Output each entry that follows exactly. Images stay out.

========================================

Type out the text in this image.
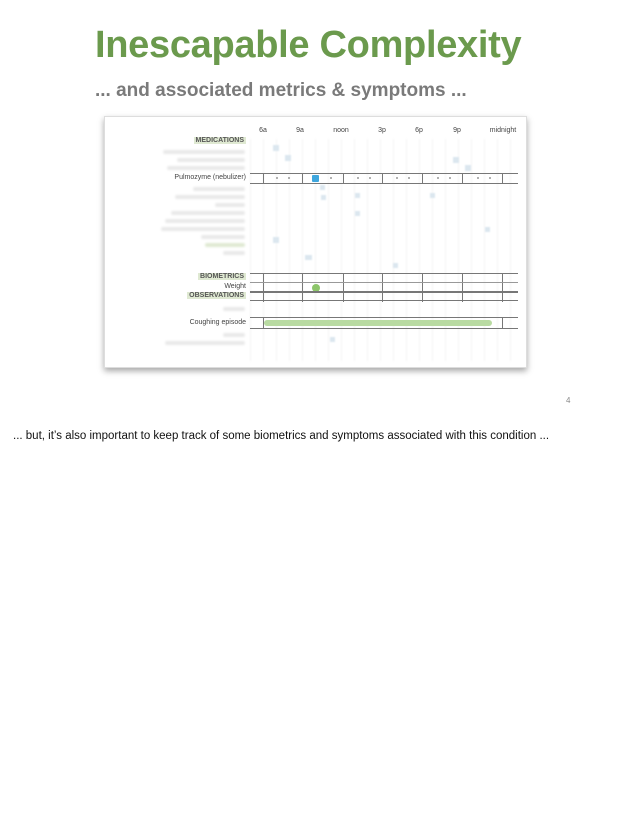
Inescapable Complexity
... and associated metrics & symptoms ...
6a	9a	noon	3p	6p	9p	midnight
MEDICATIONS
Pulmozyme (nebulizer)
BIOMETRICS
Weight
OBSERVATIONS
Coughing episode
4
... but, it’s also important to keep track of some biometrics and symptoms associated with this condition ...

========================================

▸ ANSWER TO THE TASK:
Type out the text in this image.
Inescapable Complexity
... and associated metrics & symptoms ...
6a	9a	noon	3p	6p	9p	midnight
MEDICATIONS
Pulmozyme (nebulizer)
BIOMETRICS
Weight
OBSERVATIONS
Coughing episode
4
... but, it’s also important to keep track of some biometrics and symptoms associated with this condition ...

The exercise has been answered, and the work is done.